─── SUPPLIED INFORMATION

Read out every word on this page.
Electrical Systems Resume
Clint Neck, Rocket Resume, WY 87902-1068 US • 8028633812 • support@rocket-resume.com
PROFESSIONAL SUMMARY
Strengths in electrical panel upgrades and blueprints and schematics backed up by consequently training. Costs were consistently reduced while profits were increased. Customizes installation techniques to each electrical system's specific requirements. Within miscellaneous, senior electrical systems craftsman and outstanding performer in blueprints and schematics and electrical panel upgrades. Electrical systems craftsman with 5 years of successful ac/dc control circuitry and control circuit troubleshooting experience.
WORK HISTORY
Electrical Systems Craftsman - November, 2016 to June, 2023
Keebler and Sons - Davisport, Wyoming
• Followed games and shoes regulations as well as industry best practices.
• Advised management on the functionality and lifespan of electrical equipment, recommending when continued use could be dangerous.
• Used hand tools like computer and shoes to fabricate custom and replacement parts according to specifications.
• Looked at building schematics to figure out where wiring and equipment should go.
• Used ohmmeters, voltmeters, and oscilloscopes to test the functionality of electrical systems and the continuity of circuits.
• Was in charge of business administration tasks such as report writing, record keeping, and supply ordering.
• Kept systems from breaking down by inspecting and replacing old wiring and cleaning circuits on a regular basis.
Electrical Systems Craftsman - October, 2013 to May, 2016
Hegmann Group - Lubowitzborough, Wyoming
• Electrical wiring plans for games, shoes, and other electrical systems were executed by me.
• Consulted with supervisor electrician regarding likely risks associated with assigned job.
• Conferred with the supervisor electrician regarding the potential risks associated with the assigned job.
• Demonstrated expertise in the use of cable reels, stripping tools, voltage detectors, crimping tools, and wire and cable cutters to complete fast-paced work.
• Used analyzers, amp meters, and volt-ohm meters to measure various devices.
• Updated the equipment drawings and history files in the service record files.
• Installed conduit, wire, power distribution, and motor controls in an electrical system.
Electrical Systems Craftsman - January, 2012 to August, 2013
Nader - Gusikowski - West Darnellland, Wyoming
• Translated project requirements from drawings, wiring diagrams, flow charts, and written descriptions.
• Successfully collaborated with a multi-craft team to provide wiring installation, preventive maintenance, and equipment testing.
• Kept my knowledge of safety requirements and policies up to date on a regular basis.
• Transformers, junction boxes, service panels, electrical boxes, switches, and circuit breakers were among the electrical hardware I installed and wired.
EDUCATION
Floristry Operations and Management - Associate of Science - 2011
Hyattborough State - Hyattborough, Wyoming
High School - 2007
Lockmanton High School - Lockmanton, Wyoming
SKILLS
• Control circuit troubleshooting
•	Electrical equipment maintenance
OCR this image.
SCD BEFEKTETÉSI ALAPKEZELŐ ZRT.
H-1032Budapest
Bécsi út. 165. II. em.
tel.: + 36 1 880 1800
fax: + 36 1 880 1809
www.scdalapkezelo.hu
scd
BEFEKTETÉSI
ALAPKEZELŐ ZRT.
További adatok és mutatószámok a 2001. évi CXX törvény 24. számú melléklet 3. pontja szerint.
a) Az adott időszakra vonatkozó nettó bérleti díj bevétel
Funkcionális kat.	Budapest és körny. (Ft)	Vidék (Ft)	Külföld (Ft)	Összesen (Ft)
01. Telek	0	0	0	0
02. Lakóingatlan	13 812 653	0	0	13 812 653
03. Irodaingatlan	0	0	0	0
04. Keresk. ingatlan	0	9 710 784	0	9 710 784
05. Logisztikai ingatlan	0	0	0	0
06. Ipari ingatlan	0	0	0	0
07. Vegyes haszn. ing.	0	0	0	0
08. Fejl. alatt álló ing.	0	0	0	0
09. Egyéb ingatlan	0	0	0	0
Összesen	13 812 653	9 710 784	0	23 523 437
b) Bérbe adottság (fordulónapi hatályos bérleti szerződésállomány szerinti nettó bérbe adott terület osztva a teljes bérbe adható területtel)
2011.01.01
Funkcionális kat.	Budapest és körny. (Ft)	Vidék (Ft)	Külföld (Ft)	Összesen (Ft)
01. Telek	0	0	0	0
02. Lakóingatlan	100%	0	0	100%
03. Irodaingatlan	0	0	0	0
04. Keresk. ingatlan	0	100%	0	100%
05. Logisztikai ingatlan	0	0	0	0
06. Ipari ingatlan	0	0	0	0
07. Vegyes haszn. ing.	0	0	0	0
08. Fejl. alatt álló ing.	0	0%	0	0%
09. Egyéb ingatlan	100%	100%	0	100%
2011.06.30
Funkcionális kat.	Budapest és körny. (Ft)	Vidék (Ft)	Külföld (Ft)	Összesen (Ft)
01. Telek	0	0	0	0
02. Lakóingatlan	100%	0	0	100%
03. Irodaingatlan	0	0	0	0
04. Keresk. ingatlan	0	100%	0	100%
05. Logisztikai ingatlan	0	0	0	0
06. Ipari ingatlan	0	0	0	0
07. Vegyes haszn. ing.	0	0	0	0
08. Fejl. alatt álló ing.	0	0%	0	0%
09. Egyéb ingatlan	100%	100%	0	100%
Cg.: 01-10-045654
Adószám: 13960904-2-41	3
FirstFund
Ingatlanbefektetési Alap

──────

● SET EXERCISE:
Only a number is wanted: how many lines above include "shoes"?

● OUTPUT OF THE EXERCISE:
3